──────── Provided records ────────
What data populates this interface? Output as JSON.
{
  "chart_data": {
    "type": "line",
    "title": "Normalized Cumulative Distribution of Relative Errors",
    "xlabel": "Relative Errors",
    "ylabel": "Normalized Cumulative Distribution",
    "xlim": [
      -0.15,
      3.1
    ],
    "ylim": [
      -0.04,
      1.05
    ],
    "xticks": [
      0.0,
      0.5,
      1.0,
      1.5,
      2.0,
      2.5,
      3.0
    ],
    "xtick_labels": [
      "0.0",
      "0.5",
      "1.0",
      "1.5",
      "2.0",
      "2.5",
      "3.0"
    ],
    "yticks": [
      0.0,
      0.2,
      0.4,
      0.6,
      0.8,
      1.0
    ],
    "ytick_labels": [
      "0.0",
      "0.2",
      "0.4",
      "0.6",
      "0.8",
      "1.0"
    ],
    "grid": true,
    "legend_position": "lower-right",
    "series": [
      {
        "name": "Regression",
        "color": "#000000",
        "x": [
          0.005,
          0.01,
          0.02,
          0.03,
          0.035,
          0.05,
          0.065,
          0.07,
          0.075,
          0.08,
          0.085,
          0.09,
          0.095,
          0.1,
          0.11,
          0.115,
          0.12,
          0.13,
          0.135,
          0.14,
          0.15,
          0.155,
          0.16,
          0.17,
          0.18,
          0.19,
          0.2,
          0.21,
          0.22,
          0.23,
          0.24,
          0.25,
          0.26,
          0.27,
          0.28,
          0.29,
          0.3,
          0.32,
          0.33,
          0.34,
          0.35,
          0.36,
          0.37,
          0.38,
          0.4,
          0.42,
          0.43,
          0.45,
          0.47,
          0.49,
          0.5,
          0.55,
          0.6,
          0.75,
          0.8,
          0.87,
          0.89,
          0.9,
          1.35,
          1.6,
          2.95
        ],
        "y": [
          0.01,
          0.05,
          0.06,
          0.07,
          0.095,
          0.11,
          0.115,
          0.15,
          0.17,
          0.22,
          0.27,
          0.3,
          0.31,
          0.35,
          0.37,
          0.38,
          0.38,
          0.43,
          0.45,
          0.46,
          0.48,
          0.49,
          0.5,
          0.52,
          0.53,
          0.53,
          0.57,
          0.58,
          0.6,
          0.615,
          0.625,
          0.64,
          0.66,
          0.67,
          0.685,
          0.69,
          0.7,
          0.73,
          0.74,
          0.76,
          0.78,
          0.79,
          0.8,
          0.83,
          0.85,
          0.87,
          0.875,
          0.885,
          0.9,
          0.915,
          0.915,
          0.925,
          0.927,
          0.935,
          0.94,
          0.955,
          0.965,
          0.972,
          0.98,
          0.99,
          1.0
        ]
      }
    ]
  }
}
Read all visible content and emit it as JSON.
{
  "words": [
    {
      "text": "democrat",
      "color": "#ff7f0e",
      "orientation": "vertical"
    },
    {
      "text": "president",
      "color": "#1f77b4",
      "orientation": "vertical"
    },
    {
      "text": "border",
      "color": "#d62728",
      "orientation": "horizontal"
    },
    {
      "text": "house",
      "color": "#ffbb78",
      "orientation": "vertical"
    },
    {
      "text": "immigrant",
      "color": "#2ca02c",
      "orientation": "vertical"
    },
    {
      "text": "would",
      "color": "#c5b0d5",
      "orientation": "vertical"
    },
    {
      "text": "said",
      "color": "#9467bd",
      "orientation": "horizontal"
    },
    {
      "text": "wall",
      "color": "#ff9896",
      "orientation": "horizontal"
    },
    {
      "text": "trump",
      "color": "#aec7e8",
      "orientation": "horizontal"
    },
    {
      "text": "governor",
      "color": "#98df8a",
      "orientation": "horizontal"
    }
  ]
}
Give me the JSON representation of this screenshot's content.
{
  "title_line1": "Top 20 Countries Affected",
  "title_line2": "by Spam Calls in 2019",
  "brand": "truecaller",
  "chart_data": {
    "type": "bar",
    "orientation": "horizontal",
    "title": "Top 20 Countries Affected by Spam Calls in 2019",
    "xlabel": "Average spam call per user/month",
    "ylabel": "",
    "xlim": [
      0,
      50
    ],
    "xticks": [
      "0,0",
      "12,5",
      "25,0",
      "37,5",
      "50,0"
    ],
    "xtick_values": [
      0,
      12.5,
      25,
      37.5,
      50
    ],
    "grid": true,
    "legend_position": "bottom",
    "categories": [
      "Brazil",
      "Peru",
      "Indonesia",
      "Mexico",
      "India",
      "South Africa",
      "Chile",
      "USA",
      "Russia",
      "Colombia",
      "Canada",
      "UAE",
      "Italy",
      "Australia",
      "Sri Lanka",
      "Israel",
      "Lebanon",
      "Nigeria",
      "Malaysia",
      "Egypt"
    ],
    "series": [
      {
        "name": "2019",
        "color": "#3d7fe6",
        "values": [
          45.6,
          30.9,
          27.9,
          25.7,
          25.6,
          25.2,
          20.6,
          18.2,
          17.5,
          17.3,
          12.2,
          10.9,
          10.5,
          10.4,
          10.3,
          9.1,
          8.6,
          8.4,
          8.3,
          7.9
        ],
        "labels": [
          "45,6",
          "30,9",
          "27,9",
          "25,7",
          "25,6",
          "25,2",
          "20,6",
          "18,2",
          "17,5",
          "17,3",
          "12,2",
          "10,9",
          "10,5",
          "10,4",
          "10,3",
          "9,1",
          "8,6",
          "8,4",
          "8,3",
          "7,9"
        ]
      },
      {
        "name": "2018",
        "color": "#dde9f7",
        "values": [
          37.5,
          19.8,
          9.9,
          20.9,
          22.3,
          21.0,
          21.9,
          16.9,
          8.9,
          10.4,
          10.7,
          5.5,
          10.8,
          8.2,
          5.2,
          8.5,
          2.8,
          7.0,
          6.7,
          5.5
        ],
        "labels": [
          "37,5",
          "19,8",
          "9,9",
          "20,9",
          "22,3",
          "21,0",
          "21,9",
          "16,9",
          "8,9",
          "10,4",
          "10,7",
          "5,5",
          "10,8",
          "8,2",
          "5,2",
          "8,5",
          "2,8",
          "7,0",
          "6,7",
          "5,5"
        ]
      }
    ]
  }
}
────────
- Set problem
Copy every line verbatim.

- Written answer
What data populates this interface? Output as JSON.
{
  "chart_data": {
    "type": "line",
    "title": "Normalized Cumulative Distribution of Relative Errors",
    "xlabel": "Relative Errors",
    "ylabel": "Normalized Cumulative Distribution",
    "xlim": [
      -0.15,
      3.1
    ],
    "ylim": [
      -0.04,
      1.05
    ],
    "xticks": [
      0.0,
      0.5,
      1.0,
      1.5,
      2.0,
      2.5,
      3.0
    ],
    "xtick_labels": [
      "0.0",
      "0.5",
      "1.0",
      "1.5",
      "2.0",
      "2.5",
      "3.0"
    ],
    "yticks": [
      0.0,
      0.2,
      0.4,
      0.6,
      0.8,
      1.0
    ],
    "ytick_labels": [
      "0.0",
      "0.2",
      "0.4",
      "0.6",
      "0.8",
      "1.0"
    ],
    "grid": true,
    "legend_position": "lower-right",
    "series": [
      {
        "name": "Regression",
        "color": "#000000",
        "x": [
          0.005,
          0.01,
          0.02,
          0.03,
          0.035,
          0.05,
          0.065,
          0.07,
          0.075,
          0.08,
          0.085,
          0.09,
          0.095,
          0.1,
          0.11,
          0.115,
          0.12,
          0.13,
          0.135,
          0.14,
          0.15,
          0.155,
          0.16,
          0.17,
          0.18,
          0.19,
          0.2,
          0.21,
          0.22,
          0.23,
          0.24,
          0.25,
          0.26,
          0.27,
          0.28,
          0.29,
          0.3,
          0.32,
          0.33,
          0.34,
          0.35,
          0.36,
          0.37,
          0.38,
          0.4,
          0.42,
          0.43,
          0.45,
          0.47,
          0.49,
          0.5,
          0.55,
          0.6,
          0.75,
          0.8,
          0.87,
          0.89,
          0.9,
          1.35,
          1.6,
          2.95
        ],
        "y": [
          0.01,
          0.05,
          0.06,
          0.07,
          0.095,
          0.11,
          0.115,
          0.15,
          0.17,
          0.22,
          0.27,
          0.3,
          0.31,
          0.35,
          0.37,
          0.38,
          0.38,
          0.43,
          0.45,
          0.46,
          0.48,
          0.49,
          0.5,
          0.52,
          0.53,
          0.53,
          0.57,
          0.58,
          0.6,
          0.615,
          0.625,
          0.64,
          0.66,
          0.67,
          0.685,
          0.69,
          0.7,
          0.73,
          0.74,
          0.76,
          0.78,
          0.79,
          0.8,
          0.83,
          0.85,
          0.87,
          0.875,
          0.885,
          0.9,
          0.915,
          0.915,
          0.925,
          0.927,
          0.935,
          0.94,
          0.955,
          0.965,
          0.972,
          0.98,
          0.99,
          1.0
        ]
      }
    ]
  }
}
Read all visible content and emit it as JSON.
{
  "words": [
    {
      "text": "democrat",
      "color": "#ff7f0e",
      "orientation": "vertical"
    },
    {
      "text": "president",
      "color": "#1f77b4",
      "orientation": "vertical"
    },
    {
      "text": "border",
      "color": "#d62728",
      "orientation": "horizontal"
    },
    {
      "text": "house",
      "color": "#ffbb78",
      "orientation": "vertical"
    },
    {
      "text": "immigrant",
      "color": "#2ca02c",
      "orientation": "vertical"
    },
    {
      "text": "would",
      "color": "#c5b0d5",
      "orientation": "vertical"
    },
    {
      "text": "said",
      "color": "#9467bd",
      "orientation": "horizontal"
    },
    {
      "text": "wall",
      "color": "#ff9896",
      "orientation": "horizontal"
    },
    {
      "text": "trump",
      "color": "#aec7e8",
      "orientation": "horizontal"
    },
    {
      "text": "governor",
      "color": "#98df8a",
      "orientation": "horizontal"
    }
  ]
}
Give me the JSON representation of this screenshot's content.
{
  "title_line1": "Top 20 Countries Affected",
  "title_line2": "by Spam Calls in 2019",
  "brand": "truecaller",
  "chart_data": {
    "type": "bar",
    "orientation": "horizontal",
    "title": "Top 20 Countries Affected by Spam Calls in 2019",
    "xlabel": "Average spam call per user/month",
    "ylabel": "",
    "xlim": [
      0,
      50
    ],
    "xticks": [
      "0,0",
      "12,5",
      "25,0",
      "37,5",
      "50,0"
    ],
    "xtick_values": [
      0,
      12.5,
      25,
      37.5,
      50
    ],
    "grid": true,
    "legend_position": "bottom",
    "categories": [
      "Brazil",
      "Peru",
      "Indonesia",
      "Mexico",
      "India",
      "South Africa",
      "Chile",
      "USA",
      "Russia",
      "Colombia",
      "Canada",
      "UAE",
      "Italy",
      "Australia",
      "Sri Lanka",
      "Israel",
      "Lebanon",
      "Nigeria",
      "Malaysia",
      "Egypt"
    ],
    "series": [
      {
        "name": "2019",
        "color": "#3d7fe6",
        "values": [
          45.6,
          30.9,
          27.9,
          25.7,
          25.6,
          25.2,
          20.6,
          18.2,
          17.5,
          17.3,
          12.2,
          10.9,
          10.5,
          10.4,
          10.3,
          9.1,
          8.6,
          8.4,
          8.3,
          7.9
        ],
        "labels": [
          "45,6",
          "30,9",
          "27,9",
          "25,7",
          "25,6",
          "25,2",
          "20,6",
          "18,2",
          "17,5",
          "17,3",
          "12,2",
          "10,9",
          "10,5",
          "10,4",
          "10,3",
          "9,1",
          "8,6",
          "8,4",
          "8,3",
          "7,9"
        ]
      },
      {
        "name": "2018",
        "color": "#dde9f7",
        "values": [
          37.5,
          19.8,
          9.9,
          20.9,
          22.3,
          21.0,
          21.9,
          16.9,
          8.9,
          10.4,
          10.7,
          5.5,
          10.8,
          8.2,
          5.2,
          8.5,
          2.8,
          7.0,
          6.7,
          5.5
        ],
        "labels": [
          "37,5",
          "19,8",
          "9,9",
          "20,9",
          "22,3",
          "21,0",
          "21,9",
          "16,9",
          "8,9",
          "10,4",
          "10,7",
          "5,5",
          "10,8",
          "8,2",
          "5,2",
          "8,5",
          "2,8",
          "7,0",
          "6,7",
          "5,5"
        ]
      }
    ]
  }
}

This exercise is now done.